##### Supplied material
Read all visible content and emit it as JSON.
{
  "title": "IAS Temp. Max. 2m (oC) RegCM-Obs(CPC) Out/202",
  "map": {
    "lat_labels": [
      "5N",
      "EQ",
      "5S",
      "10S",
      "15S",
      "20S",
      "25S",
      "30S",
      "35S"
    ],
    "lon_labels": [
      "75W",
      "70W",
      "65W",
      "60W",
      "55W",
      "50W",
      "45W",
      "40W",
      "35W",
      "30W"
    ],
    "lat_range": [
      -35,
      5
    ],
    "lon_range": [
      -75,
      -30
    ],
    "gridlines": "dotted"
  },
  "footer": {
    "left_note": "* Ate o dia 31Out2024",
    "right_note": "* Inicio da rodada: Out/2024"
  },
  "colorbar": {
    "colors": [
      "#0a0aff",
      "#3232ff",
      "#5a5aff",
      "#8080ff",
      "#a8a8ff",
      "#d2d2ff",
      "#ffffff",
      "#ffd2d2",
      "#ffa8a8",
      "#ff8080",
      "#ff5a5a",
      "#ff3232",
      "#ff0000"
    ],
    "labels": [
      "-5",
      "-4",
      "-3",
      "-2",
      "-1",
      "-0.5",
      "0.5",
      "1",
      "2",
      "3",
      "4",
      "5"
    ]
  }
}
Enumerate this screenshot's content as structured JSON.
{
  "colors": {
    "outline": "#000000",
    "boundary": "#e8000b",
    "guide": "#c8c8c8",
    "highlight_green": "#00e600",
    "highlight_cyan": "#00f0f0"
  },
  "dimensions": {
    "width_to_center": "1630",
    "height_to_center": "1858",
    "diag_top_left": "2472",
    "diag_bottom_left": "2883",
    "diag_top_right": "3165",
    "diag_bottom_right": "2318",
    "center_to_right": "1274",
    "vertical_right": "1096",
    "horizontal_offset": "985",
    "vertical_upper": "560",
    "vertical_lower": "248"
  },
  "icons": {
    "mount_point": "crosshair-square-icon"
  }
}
##########
◆ Task requirements
Tell how many lines contain the word "JSON", using only the number.

◆ Task answer
2